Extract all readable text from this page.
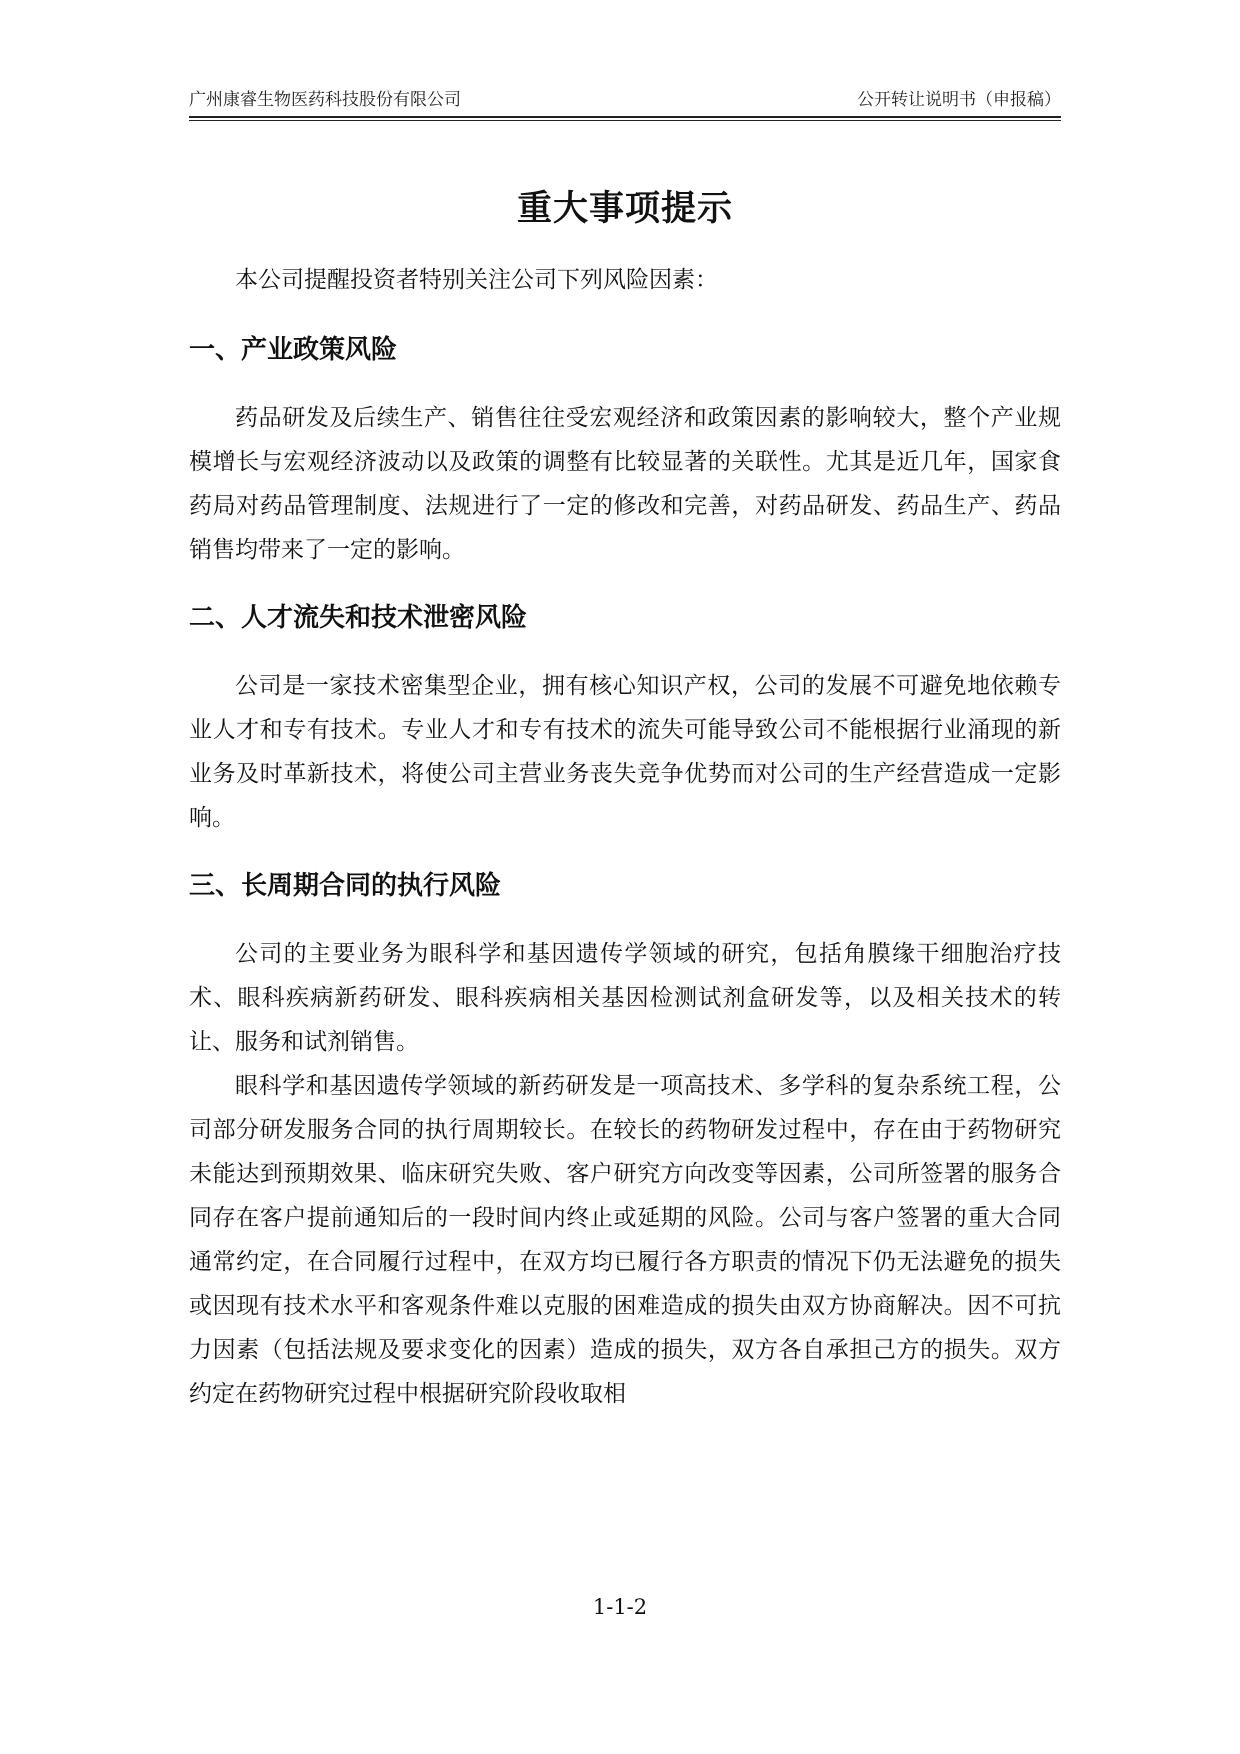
广州康睿生物医药科技股份有限公司	公开转让说明书（申报稿）
重大事项提示

本公司提醒投资者特别关注公司下列风险因素：

一、产业政策风险

药品研发及后续生产、销售往往受宏观经济和政策因素的影响较大，整个产业规模增长与宏观经济波动以及政策的调整有比较显著的关联性。尤其是近几年，国家食药局对药品管理制度、法规进行了一定的修改和完善，对药品研发、药品生产、药品销售均带来了一定的影响。

二、人才流失和技术泄密风险

公司是一家技术密集型企业，拥有核心知识产权，公司的发展不可避免地依赖专业人才和专有技术。专业人才和专有技术的流失可能导致公司不能根据行业涌现的新业务及时革新技术，将使公司主营业务丧失竞争优势而对公司的生产经营造成一定影响。

三、长周期合同的执行风险

公司的主要业务为眼科学和基因遗传学领域的研究，包括角膜缘干细胞治疗技术、眼科疾病新药研发、眼科疾病相关基因检测试剂盒研发等，以及相关技术的转让、服务和试剂销售。

眼科学和基因遗传学领域的新药研发是一项高技术、多学科的复杂系统工程，公司部分研发服务合同的执行周期较长。在较长的药物研发过程中，存在由于药物研究未能达到预期效果、临床研究失败、客户研究方向改变等因素，公司所签署的服务合同存在客户提前通知后的一段时间内终止或延期的风险。公司与客户签署的重大合同通常约定，在合同履行过程中，在双方均已履行各方职责的情况下仍无法避免的损失或因现有技术水平和客观条件难以克服的困难造成的损失由双方协商解决。因不可抗力因素（包括法规及要求变化的因素）造成的损失，双方各自承担己方的损失。双方约定在药物研究过程中根据研究阶段收取相

1-1-2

● **GOAL OF THE EXERCISE**
Leave the pictures out and copy the rest of the data exactly.

● **COMPLETED TASK**
Extract all readable text from this page.
广州康睿生物医药科技股份有限公司	公开转让说明书（申报稿）
重大事项提示

本公司提醒投资者特别关注公司下列风险因素：

一、产业政策风险

药品研发及后续生产、销售往往受宏观经济和政策因素的影响较大，整个产业规模增长与宏观经济波动以及政策的调整有比较显著的关联性。尤其是近几年，国家食药局对药品管理制度、法规进行了一定的修改和完善，对药品研发、药品生产、药品销售均带来了一定的影响。

二、人才流失和技术泄密风险

公司是一家技术密集型企业，拥有核心知识产权，公司的发展不可避免地依赖专业人才和专有技术。专业人才和专有技术的流失可能导致公司不能根据行业涌现的新业务及时革新技术，将使公司主营业务丧失竞争优势而对公司的生产经营造成一定影响。

三、长周期合同的执行风险

公司的主要业务为眼科学和基因遗传学领域的研究，包括角膜缘干细胞治疗技术、眼科疾病新药研发、眼科疾病相关基因检测试剂盒研发等，以及相关技术的转让、服务和试剂销售。

眼科学和基因遗传学领域的新药研发是一项高技术、多学科的复杂系统工程，公司部分研发服务合同的执行周期较长。在较长的药物研发过程中，存在由于药物研究未能达到预期效果、临床研究失败、客户研究方向改变等因素，公司所签署的服务合同存在客户提前通知后的一段时间内终止或延期的风险。公司与客户签署的重大合同通常约定，在合同履行过程中，在双方均已履行各方职责的情况下仍无法避免的损失或因现有技术水平和客观条件难以克服的困难造成的损失由双方协商解决。因不可抗力因素（包括法规及要求变化的因素）造成的损失，双方各自承担己方的损失。双方约定在药物研究过程中根据研究阶段收取相

1-1-2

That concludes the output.